■ What to do
Copy whichever lines contain the string "ситуации".

--- START ---

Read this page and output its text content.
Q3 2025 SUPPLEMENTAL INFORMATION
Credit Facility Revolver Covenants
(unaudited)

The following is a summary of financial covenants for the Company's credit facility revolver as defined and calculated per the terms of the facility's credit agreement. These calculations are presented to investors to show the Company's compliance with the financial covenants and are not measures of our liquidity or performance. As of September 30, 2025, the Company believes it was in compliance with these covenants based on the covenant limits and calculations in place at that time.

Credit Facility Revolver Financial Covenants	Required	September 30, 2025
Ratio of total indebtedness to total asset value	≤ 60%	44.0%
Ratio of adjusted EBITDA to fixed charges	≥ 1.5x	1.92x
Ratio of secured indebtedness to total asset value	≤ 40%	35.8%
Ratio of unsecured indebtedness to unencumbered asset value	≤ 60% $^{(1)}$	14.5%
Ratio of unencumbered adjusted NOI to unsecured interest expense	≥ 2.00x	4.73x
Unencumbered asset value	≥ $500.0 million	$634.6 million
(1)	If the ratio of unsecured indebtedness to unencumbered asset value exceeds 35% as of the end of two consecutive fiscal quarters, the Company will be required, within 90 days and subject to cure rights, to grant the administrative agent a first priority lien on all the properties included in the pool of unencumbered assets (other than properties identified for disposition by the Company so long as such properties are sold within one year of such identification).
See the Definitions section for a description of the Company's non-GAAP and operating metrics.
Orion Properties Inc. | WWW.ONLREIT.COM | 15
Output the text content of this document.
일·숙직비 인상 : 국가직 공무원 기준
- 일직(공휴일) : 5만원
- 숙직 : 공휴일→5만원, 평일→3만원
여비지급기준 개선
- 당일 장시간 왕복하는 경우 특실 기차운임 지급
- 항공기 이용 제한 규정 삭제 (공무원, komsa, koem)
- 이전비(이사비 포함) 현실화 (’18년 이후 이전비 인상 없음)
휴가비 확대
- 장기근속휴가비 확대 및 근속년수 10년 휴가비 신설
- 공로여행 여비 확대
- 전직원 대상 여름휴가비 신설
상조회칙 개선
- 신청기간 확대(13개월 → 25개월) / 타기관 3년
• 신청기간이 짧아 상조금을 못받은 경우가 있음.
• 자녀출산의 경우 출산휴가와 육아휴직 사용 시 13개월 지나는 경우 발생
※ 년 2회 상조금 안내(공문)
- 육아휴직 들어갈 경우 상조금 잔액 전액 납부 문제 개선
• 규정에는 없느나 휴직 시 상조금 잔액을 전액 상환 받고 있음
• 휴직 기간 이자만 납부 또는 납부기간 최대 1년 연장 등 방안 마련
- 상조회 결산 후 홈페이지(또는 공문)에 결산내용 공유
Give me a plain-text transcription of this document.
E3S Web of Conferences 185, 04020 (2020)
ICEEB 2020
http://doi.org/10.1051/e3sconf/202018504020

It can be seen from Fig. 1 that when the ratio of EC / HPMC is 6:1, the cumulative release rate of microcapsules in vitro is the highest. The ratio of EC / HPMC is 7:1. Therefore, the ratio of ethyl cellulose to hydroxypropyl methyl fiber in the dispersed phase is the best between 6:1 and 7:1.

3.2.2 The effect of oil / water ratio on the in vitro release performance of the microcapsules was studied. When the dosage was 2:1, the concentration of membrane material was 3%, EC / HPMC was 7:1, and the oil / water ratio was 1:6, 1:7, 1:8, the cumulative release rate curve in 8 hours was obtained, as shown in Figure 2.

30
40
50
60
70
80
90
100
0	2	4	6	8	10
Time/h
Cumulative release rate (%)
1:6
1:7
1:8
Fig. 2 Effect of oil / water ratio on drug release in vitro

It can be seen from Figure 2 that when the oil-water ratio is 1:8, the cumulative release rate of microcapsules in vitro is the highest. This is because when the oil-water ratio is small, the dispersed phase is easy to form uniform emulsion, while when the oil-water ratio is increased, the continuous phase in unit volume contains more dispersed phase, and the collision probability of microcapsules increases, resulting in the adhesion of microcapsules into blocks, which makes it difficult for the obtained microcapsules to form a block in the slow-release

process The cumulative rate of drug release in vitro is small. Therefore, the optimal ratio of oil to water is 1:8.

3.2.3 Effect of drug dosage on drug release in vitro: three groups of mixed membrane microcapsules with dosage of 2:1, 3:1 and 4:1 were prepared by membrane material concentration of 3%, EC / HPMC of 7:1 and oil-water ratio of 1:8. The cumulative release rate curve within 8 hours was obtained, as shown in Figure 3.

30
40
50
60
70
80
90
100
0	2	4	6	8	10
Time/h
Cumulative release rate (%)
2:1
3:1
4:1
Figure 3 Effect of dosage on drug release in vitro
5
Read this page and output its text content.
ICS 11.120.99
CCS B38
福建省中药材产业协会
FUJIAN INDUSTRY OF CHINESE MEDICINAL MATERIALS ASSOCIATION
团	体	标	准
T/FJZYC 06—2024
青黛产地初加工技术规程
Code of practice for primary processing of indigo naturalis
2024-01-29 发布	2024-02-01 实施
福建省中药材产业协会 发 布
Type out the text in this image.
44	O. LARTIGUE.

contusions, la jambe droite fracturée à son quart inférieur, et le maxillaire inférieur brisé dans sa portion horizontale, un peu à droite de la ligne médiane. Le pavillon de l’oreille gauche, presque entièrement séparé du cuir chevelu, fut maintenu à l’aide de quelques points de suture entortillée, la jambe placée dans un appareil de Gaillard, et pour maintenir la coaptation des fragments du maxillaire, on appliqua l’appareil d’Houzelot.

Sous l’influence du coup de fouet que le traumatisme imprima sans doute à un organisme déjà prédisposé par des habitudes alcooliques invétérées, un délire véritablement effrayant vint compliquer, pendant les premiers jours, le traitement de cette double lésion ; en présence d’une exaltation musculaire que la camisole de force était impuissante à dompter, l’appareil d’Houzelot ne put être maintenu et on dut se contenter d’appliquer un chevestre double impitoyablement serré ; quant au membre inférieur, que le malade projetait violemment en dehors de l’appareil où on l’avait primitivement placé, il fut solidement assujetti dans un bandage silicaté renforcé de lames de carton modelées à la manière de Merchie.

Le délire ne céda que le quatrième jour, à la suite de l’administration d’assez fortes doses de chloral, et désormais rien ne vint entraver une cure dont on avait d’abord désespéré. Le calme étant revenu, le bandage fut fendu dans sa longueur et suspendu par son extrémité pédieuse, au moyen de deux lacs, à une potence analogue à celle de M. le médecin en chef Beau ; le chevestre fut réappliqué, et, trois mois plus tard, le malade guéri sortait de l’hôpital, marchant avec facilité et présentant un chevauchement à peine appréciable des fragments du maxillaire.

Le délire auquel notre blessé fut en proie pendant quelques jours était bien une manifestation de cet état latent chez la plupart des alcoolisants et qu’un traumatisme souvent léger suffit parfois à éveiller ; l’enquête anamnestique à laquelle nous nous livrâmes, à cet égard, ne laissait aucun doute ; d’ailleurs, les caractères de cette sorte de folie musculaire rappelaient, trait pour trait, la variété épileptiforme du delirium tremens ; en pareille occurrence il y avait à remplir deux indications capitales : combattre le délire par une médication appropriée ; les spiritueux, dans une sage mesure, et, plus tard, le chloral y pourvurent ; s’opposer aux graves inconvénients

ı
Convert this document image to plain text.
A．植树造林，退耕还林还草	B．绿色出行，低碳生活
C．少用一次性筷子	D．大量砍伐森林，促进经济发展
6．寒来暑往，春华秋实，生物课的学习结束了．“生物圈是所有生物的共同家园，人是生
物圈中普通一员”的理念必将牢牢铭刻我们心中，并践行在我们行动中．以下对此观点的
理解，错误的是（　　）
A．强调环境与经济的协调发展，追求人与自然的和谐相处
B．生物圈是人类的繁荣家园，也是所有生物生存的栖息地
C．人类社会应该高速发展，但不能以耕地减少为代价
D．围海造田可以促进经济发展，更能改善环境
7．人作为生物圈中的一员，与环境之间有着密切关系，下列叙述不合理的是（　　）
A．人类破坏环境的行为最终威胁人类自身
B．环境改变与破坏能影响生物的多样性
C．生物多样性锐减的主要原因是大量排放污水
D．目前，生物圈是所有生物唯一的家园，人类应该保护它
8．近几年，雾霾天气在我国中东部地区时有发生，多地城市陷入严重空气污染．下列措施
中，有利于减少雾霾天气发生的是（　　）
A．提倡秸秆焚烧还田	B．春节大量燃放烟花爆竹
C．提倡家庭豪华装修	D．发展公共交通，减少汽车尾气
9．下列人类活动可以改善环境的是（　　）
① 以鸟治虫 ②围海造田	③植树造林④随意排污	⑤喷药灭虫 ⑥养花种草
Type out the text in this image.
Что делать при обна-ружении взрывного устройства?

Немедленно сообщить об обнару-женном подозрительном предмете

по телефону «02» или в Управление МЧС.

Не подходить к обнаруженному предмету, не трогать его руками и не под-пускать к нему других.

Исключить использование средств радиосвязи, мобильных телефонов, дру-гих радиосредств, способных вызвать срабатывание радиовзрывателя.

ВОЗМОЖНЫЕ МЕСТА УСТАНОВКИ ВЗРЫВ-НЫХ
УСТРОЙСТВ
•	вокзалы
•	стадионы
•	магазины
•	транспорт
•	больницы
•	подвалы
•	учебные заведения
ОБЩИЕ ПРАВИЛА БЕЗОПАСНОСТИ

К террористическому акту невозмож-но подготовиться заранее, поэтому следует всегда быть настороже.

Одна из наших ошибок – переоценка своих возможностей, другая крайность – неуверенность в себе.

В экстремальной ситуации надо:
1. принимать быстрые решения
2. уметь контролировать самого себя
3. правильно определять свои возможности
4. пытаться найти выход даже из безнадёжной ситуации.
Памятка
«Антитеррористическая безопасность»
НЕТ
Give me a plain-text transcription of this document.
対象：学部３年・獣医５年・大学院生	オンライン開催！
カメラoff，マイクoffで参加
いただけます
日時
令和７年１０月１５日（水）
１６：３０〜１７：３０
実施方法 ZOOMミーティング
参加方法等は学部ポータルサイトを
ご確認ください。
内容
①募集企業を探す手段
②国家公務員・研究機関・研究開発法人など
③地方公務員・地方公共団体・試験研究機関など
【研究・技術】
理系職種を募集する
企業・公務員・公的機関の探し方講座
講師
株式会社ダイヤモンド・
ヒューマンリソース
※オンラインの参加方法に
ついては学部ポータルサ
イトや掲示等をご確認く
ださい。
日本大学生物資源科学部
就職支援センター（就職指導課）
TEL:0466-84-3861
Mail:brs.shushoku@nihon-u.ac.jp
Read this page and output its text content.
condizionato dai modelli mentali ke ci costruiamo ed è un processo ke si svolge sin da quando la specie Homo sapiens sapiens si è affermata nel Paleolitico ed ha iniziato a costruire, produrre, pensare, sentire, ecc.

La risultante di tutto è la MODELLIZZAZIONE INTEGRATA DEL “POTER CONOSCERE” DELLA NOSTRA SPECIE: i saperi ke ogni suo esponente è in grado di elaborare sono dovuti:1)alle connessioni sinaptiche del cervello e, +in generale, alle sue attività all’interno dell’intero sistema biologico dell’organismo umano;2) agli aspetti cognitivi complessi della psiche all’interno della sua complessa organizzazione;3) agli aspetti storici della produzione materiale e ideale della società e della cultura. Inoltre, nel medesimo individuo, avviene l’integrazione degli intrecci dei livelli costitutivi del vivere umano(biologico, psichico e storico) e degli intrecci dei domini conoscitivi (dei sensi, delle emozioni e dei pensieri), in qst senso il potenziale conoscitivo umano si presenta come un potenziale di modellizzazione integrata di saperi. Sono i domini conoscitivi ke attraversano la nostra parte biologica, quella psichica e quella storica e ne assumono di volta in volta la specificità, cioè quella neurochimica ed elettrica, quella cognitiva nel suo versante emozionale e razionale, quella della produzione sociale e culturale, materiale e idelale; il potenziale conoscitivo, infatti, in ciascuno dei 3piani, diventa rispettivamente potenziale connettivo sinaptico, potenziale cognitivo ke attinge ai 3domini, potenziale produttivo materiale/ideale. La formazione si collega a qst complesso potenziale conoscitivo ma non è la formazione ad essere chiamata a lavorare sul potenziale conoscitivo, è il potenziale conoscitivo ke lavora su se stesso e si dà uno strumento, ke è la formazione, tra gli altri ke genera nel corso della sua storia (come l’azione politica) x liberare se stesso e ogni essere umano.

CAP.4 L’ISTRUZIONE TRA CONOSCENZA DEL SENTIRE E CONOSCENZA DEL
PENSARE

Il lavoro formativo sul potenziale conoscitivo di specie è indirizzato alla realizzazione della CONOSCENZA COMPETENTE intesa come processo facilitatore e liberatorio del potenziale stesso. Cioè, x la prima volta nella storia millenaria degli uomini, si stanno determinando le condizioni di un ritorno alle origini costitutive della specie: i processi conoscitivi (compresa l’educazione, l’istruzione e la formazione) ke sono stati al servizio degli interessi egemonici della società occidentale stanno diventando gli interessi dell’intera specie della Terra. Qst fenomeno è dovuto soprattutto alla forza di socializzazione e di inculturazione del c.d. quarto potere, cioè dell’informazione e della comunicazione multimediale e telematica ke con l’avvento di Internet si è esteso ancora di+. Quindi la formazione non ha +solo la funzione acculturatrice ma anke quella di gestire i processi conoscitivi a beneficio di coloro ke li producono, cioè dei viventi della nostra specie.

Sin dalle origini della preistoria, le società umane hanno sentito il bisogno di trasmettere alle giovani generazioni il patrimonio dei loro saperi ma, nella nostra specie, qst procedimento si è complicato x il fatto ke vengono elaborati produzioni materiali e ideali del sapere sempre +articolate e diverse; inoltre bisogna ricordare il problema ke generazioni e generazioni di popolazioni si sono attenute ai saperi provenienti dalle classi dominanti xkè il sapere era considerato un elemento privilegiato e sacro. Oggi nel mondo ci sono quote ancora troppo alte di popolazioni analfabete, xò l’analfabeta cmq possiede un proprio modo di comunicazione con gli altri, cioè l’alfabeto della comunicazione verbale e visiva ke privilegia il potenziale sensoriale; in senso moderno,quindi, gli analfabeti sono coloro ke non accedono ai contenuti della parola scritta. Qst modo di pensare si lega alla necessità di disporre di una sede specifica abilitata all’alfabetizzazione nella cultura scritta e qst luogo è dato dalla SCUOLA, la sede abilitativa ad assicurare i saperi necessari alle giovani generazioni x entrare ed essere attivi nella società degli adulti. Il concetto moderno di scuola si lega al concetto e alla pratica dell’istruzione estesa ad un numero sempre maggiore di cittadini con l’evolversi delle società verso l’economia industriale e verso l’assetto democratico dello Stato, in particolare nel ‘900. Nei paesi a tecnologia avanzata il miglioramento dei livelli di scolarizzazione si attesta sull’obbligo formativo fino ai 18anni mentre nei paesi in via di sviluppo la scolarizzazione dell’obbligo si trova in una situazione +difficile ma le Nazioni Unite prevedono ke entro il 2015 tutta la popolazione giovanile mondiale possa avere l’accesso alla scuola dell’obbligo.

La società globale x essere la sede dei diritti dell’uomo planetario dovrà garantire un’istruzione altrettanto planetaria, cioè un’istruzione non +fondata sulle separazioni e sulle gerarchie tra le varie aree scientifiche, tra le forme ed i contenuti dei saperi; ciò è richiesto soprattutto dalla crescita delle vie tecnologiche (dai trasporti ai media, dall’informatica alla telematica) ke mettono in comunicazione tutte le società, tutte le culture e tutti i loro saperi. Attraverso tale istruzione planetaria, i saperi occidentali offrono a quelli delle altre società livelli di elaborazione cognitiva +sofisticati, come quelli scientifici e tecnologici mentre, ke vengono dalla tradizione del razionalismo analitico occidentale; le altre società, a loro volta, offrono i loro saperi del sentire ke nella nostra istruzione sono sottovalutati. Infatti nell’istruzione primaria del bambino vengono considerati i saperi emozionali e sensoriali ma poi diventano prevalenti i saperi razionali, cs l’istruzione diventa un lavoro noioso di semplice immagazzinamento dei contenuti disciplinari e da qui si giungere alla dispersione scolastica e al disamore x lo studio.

--- END ---

■ Solution for this exercise
В экстремальной ситуации надо:
4. пытаться найти выход даже из безнадёжной ситуации.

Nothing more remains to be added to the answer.